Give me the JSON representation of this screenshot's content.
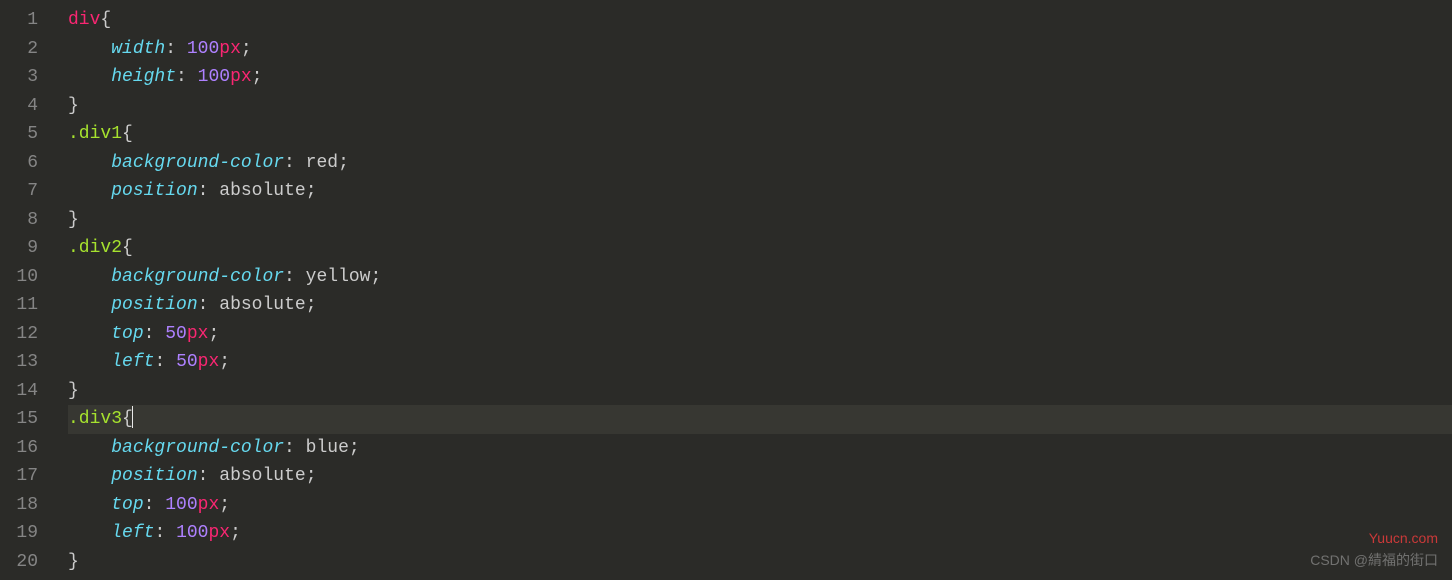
{
  "lines": {
    "1": {
      "num": "1"
    },
    "2": {
      "num": "2"
    },
    "3": {
      "num": "3"
    },
    "4": {
      "num": "4"
    },
    "5": {
      "num": "5"
    },
    "6": {
      "num": "6"
    },
    "7": {
      "num": "7"
    },
    "8": {
      "num": "8"
    },
    "9": {
      "num": "9"
    },
    "10": {
      "num": "10"
    },
    "11": {
      "num": "11"
    },
    "12": {
      "num": "12"
    },
    "13": {
      "num": "13"
    },
    "14": {
      "num": "14"
    },
    "15": {
      "num": "15"
    },
    "16": {
      "num": "16"
    },
    "17": {
      "num": "17"
    },
    "18": {
      "num": "18"
    },
    "19": {
      "num": "19"
    },
    "20": {
      "num": "20"
    }
  },
  "code": {
    "sel_div": "div",
    "sel_div1": ".div1",
    "sel_div2": ".div2",
    "sel_div3": ".div3",
    "brace_open": "{",
    "brace_close": "}",
    "prop_width": "width",
    "prop_height": "height",
    "prop_bgcolor": "background-color",
    "prop_position": "position",
    "prop_top": "top",
    "prop_left": "left",
    "colon": ":",
    "semicolon": ";",
    "space": " ",
    "num_100": "100",
    "num_50": "50",
    "unit_px": "px",
    "val_red": "red",
    "val_yellow": "yellow",
    "val_blue": "blue",
    "val_absolute": "absolute"
  },
  "watermark": {
    "top": "Yuucn.com",
    "bottom": "CSDN @綪福的街口"
  }
}
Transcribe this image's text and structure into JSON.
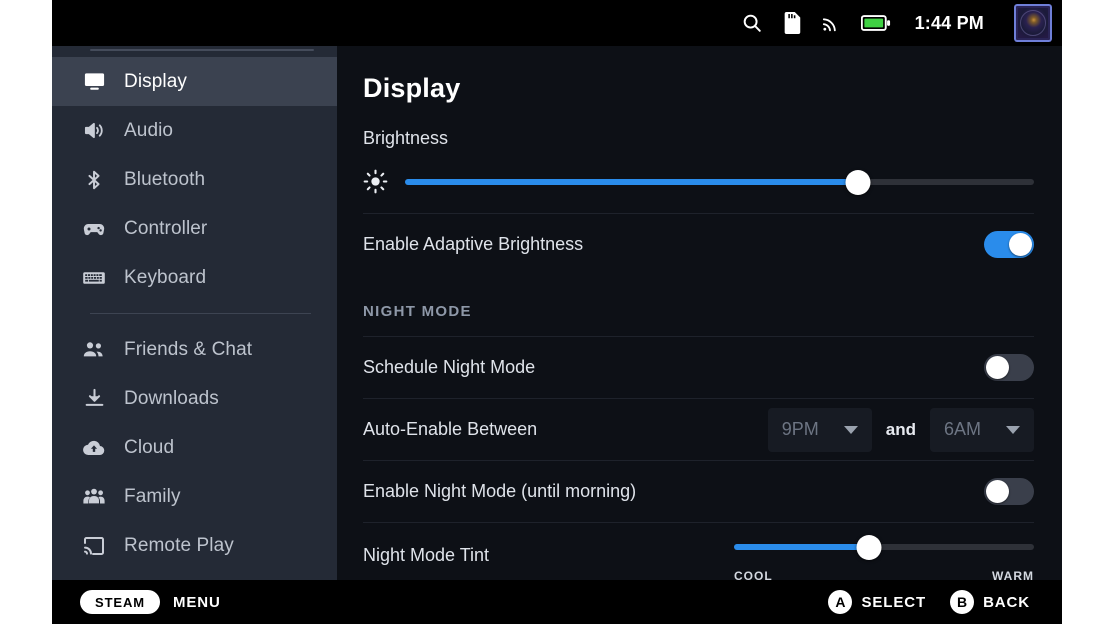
{
  "statusbar": {
    "icons": [
      "search-icon",
      "sd-card-icon",
      "wifi-icon",
      "battery-icon"
    ],
    "time": "1:44 PM",
    "battery_color": "#3fd143",
    "avatar_alt": "user-avatar"
  },
  "sidebar": {
    "items": [
      {
        "label": "Display",
        "icon": "monitor-icon",
        "selected": true
      },
      {
        "label": "Audio",
        "icon": "speaker-icon",
        "selected": false
      },
      {
        "label": "Bluetooth",
        "icon": "bluetooth-icon",
        "selected": false
      },
      {
        "label": "Controller",
        "icon": "gamepad-icon",
        "selected": false
      },
      {
        "label": "Keyboard",
        "icon": "keyboard-icon",
        "selected": false
      },
      {
        "label": "Friends & Chat",
        "icon": "friends-icon",
        "selected": false
      },
      {
        "label": "Downloads",
        "icon": "download-icon",
        "selected": false
      },
      {
        "label": "Cloud",
        "icon": "cloud-icon",
        "selected": false
      },
      {
        "label": "Family",
        "icon": "family-icon",
        "selected": false
      },
      {
        "label": "Remote Play",
        "icon": "remote-play-icon",
        "selected": false
      }
    ],
    "separator_after_index": 4
  },
  "main": {
    "title": "Display",
    "brightness": {
      "label": "Brightness",
      "icon": "brightness-sun-icon",
      "value_percent": 72
    },
    "adaptive_brightness": {
      "label": "Enable Adaptive Brightness",
      "state": "on"
    },
    "night_mode": {
      "section_title": "NIGHT MODE",
      "schedule": {
        "label": "Schedule Night Mode",
        "state": "off"
      },
      "auto_enable": {
        "label": "Auto-Enable Between",
        "start_value": "9PM",
        "conjunction": "and",
        "end_value": "6AM"
      },
      "enable_until_morning": {
        "label": "Enable Night Mode (until morning)",
        "state": "off"
      },
      "tint": {
        "label": "Night Mode Tint",
        "min_label": "COOL",
        "max_label": "WARM",
        "value_percent": 45
      }
    }
  },
  "bottombar": {
    "steam_pill": "STEAM",
    "menu_label": "MENU",
    "hints": [
      {
        "button": "A",
        "action": "SELECT"
      },
      {
        "button": "B",
        "action": "BACK"
      }
    ]
  },
  "colors": {
    "accent": "#2a8ceb",
    "sidebar_bg": "#242a36",
    "sidebar_selected": "#3b4250",
    "content_bg": "#0d1016",
    "bar_bg": "#000000"
  }
}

• _Your goal_: Check every line of the data, and copy the ones that contain "JSON".

• _Result of the task_:
Give me the JSON representation of this screenshot's content.
Transcribe this image's text and structure into JSON.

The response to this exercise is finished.